== EXERCISE DESCRIPTION ==
Return the listing below exactly, with the pictures dropped.

== INFORMATION PROVIDED ==
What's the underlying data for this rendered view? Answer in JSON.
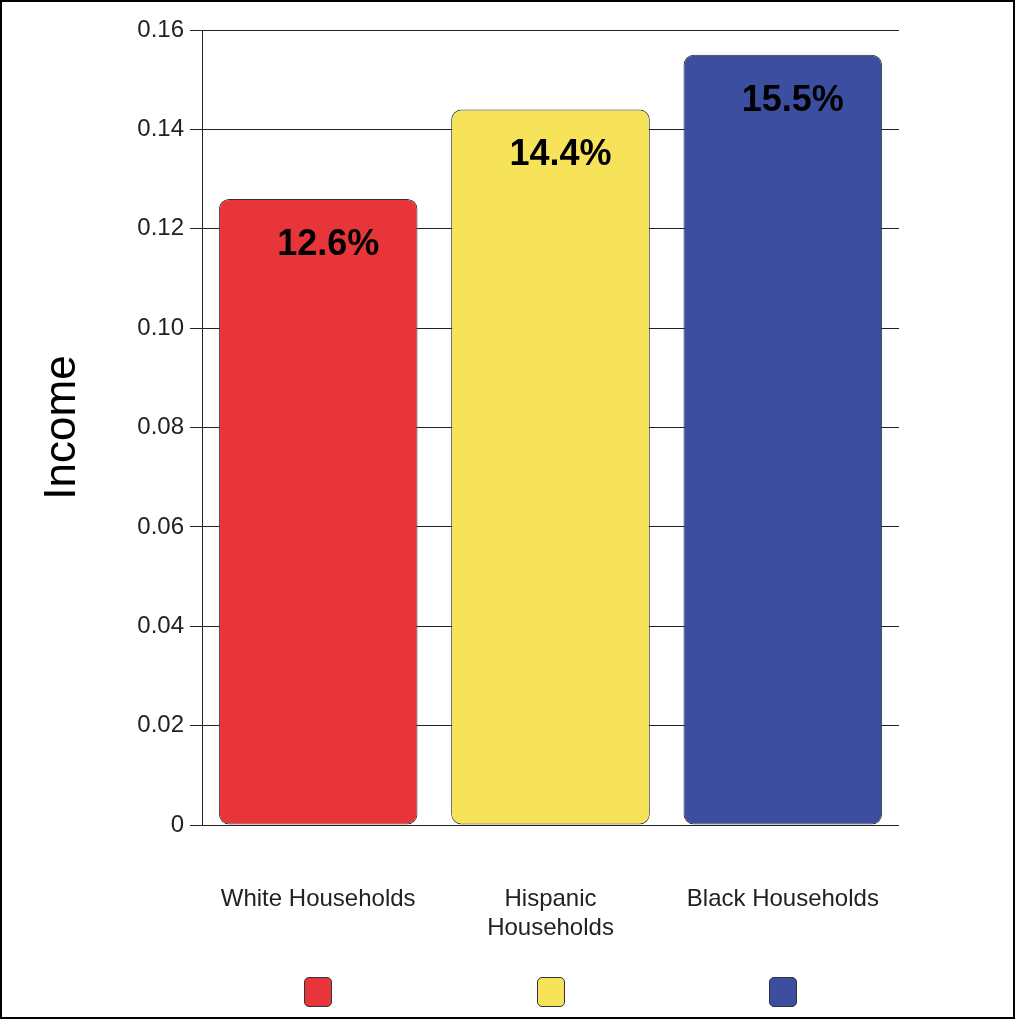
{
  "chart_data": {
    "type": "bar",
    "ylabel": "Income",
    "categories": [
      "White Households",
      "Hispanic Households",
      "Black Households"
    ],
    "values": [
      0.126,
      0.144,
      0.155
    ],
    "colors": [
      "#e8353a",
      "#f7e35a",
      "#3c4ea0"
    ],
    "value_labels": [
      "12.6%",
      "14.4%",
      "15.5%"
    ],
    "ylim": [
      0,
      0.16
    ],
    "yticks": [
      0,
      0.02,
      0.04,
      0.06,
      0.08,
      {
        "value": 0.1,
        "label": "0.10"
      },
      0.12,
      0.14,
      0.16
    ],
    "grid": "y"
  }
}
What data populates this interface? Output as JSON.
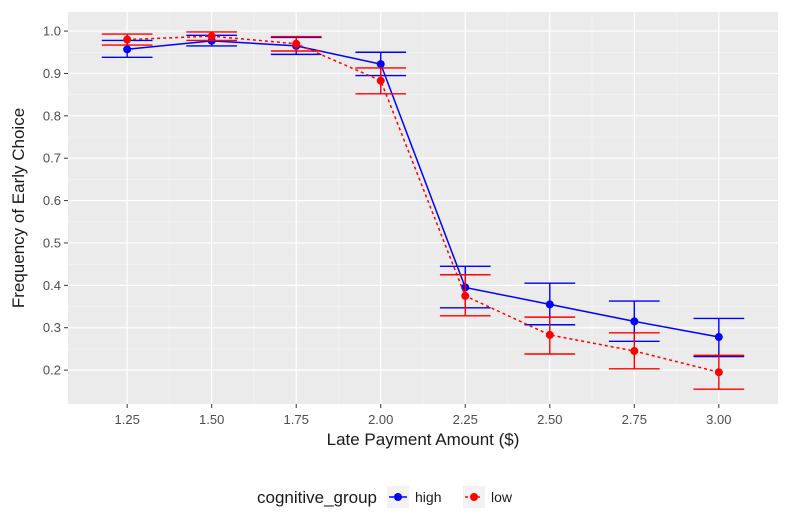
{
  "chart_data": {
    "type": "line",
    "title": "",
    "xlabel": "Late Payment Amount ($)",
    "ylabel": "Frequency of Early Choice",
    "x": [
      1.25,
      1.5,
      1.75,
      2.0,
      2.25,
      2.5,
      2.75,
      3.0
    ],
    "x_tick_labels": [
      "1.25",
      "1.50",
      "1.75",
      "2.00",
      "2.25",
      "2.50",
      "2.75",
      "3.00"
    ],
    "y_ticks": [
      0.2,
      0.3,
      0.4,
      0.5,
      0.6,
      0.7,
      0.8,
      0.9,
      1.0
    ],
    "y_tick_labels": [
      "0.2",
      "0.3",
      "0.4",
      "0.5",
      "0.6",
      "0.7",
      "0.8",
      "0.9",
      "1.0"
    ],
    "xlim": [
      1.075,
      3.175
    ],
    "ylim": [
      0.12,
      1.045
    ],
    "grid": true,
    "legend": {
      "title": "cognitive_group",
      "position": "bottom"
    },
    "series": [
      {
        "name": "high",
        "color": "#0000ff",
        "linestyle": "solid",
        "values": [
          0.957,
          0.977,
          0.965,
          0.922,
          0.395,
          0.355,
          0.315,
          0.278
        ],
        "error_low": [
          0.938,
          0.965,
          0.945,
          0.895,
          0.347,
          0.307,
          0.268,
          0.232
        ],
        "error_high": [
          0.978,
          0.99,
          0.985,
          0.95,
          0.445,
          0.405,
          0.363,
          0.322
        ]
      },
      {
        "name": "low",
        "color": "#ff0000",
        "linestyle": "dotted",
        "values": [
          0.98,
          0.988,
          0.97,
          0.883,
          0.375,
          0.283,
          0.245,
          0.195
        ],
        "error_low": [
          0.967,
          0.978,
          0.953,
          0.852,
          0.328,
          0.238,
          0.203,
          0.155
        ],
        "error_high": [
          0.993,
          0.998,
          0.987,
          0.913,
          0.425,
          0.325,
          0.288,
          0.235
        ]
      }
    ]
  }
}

== FULL SOLUTION ==
What's the underlying data for this rendered view? Answer in JSON.
{
  "chart_data": {
    "type": "bar",
    "ylabel": "Income",
    "categories": [
      "White Households",
      "Hispanic Households",
      "Black Households"
    ],
    "values": [
      0.126,
      0.144,
      0.155
    ],
    "colors": [
      "#e8353a",
      "#f7e35a",
      "#3c4ea0"
    ],
    "value_labels": [
      "12.6%",
      "14.4%",
      "15.5%"
    ],
    "ylim": [
      0,
      0.16
    ],
    "yticks": [
      0,
      0.02,
      0.04,
      0.06,
      0.08,
      {
        "value": 0.1,
        "label": "0.10"
      },
      0.12,
      0.14,
      0.16
    ],
    "grid": "y"
  }
}
What data populates this interface? Output as JSON.
{
  "chart_data": {
    "type": "line",
    "title": "",
    "xlabel": "Late Payment Amount ($)",
    "ylabel": "Frequency of Early Choice",
    "x": [
      1.25,
      1.5,
      1.75,
      2.0,
      2.25,
      2.5,
      2.75,
      3.0
    ],
    "x_tick_labels": [
      "1.25",
      "1.50",
      "1.75",
      "2.00",
      "2.25",
      "2.50",
      "2.75",
      "3.00"
    ],
    "y_ticks": [
      0.2,
      0.3,
      0.4,
      0.5,
      0.6,
      0.7,
      0.8,
      0.9,
      1.0
    ],
    "y_tick_labels": [
      "0.2",
      "0.3",
      "0.4",
      "0.5",
      "0.6",
      "0.7",
      "0.8",
      "0.9",
      "1.0"
    ],
    "xlim": [
      1.075,
      3.175
    ],
    "ylim": [
      0.12,
      1.045
    ],
    "grid": true,
    "legend": {
      "title": "cognitive_group",
      "position": "bottom"
    },
    "series": [
      {
        "name": "high",
        "color": "#0000ff",
        "linestyle": "solid",
        "values": [
          0.957,
          0.977,
          0.965,
          0.922,
          0.395,
          0.355,
          0.315,
          0.278
        ],
        "error_low": [
          0.938,
          0.965,
          0.945,
          0.895,
          0.347,
          0.307,
          0.268,
          0.232
        ],
        "error_high": [
          0.978,
          0.99,
          0.985,
          0.95,
          0.445,
          0.405,
          0.363,
          0.322
        ]
      },
      {
        "name": "low",
        "color": "#ff0000",
        "linestyle": "dotted",
        "values": [
          0.98,
          0.988,
          0.97,
          0.883,
          0.375,
          0.283,
          0.245,
          0.195
        ],
        "error_low": [
          0.967,
          0.978,
          0.953,
          0.852,
          0.328,
          0.238,
          0.203,
          0.155
        ],
        "error_high": [
          0.993,
          0.998,
          0.987,
          0.913,
          0.425,
          0.325,
          0.288,
          0.235
        ]
      }
    ]
  }
}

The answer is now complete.